** Extracted material **
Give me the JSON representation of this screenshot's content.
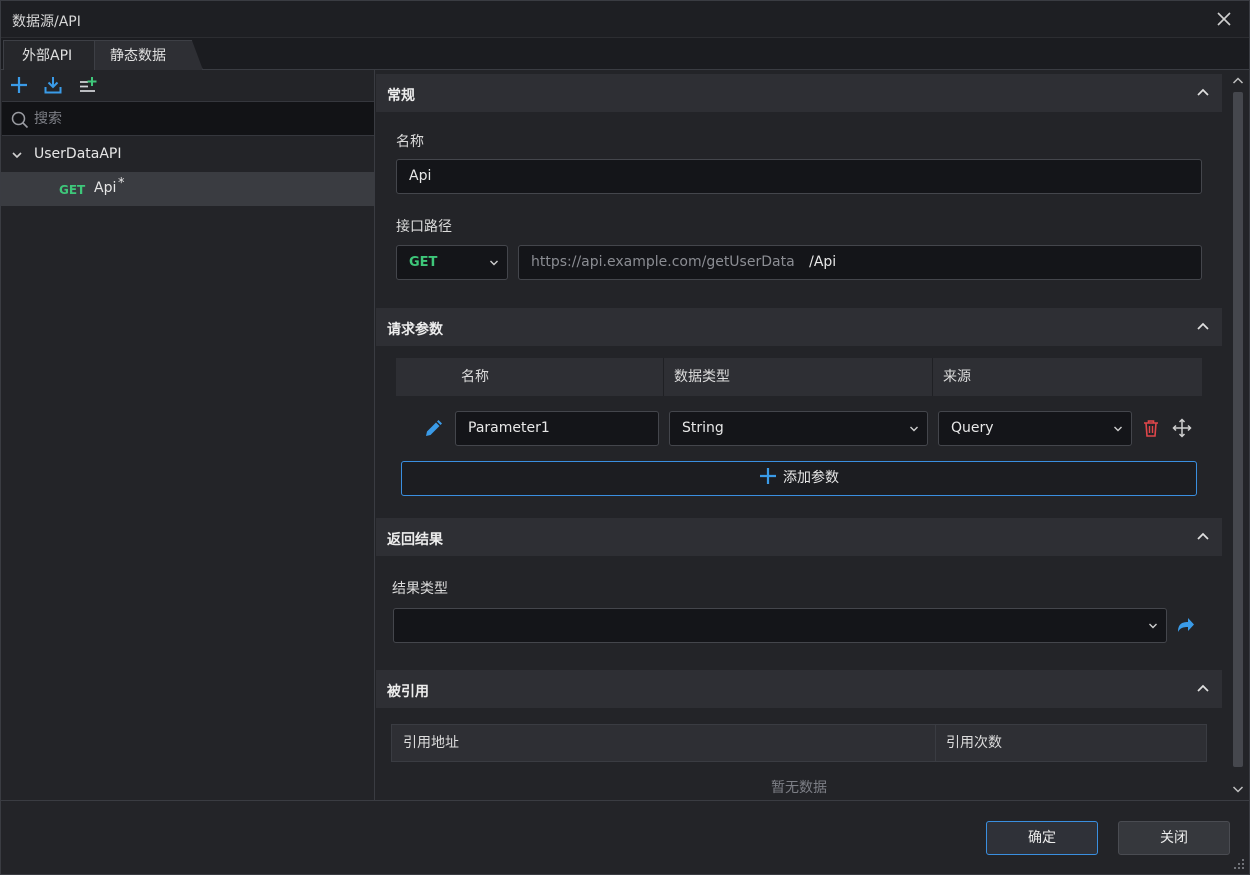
{
  "window": {
    "title": "数据源/API",
    "close_icon": "close-icon"
  },
  "tabs": [
    {
      "label": "外部API",
      "active": true
    },
    {
      "label": "静态数据",
      "active": false
    }
  ],
  "left": {
    "toolbar": {
      "add_icon": "plus-icon",
      "import_icon": "download-icon",
      "add_list_icon": "list-add-icon",
      "accent": "#3a9be8"
    },
    "search": {
      "placeholder": "搜索",
      "value": ""
    },
    "tree": {
      "group": {
        "label": "UserDataAPI",
        "expanded": true
      },
      "items": [
        {
          "method": "GET",
          "label": "Api",
          "modified_mark": "*",
          "selected": true
        }
      ]
    }
  },
  "right": {
    "general": {
      "header": "常规",
      "name_label": "名称",
      "name_value": "Api",
      "path_label": "接口路径",
      "method_value": "GET",
      "base_url": "https://api.example.com/getUserData",
      "path_value": "/Api"
    },
    "params": {
      "header": "请求参数",
      "columns": [
        "名称",
        "数据类型",
        "来源"
      ],
      "rows": [
        {
          "name": "Parameter1",
          "type": "String",
          "source": "Query"
        }
      ],
      "add_label": "添加参数"
    },
    "result": {
      "header": "返回结果",
      "type_label": "结果类型",
      "type_value": ""
    },
    "refs": {
      "header": "被引用",
      "columns": [
        "引用地址",
        "引用次数"
      ],
      "empty": "暂无数据"
    }
  },
  "footer": {
    "ok_label": "确定",
    "close_label": "关闭"
  },
  "colors": {
    "get_method": "#3ec77a",
    "accent_blue": "#3a8fe0",
    "delete_red": "#e0464a",
    "background": "#232428"
  }
}
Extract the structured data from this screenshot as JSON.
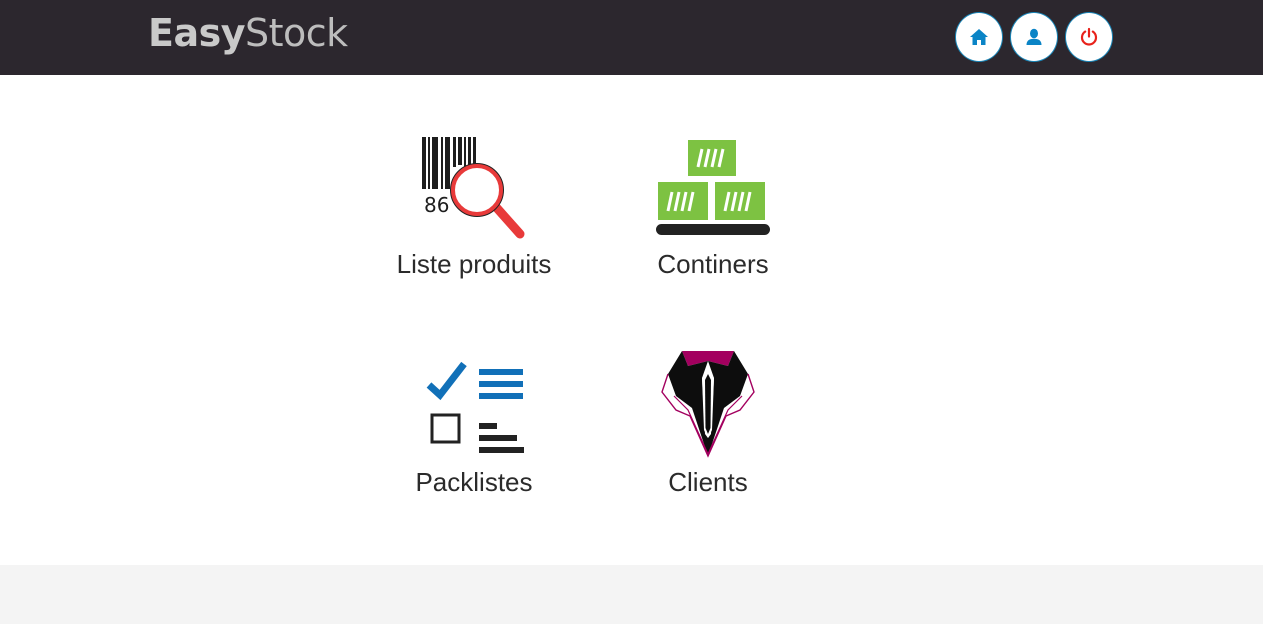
{
  "app": {
    "logo_part1": "Easy",
    "logo_part2": "Stock"
  },
  "header": {
    "buttons": [
      {
        "name": "home",
        "icon": "home-icon",
        "color": "#0a84c6"
      },
      {
        "name": "profile",
        "icon": "user-icon",
        "color": "#0a84c6"
      },
      {
        "name": "logout",
        "icon": "power-icon",
        "color": "#e8221b"
      }
    ]
  },
  "tiles": [
    {
      "label": "Liste produits",
      "icon": "barcode-search-icon",
      "barcode_number": "86"
    },
    {
      "label": "Continers",
      "icon": "containers-icon"
    },
    {
      "label": "Packlistes",
      "icon": "checklist-icon"
    },
    {
      "label": "Clients",
      "icon": "suit-icon"
    }
  ],
  "colors": {
    "header_bg": "#2c272e",
    "accent_blue": "#0a84c6",
    "container_green": "#7dc242",
    "magnifier_red": "#e83a3a",
    "suit_magenta": "#a3005f"
  }
}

** Written task **
Return every line above that contains the word "true".

** Answer in full **
      "active": true
        "expanded": true
          "selected": true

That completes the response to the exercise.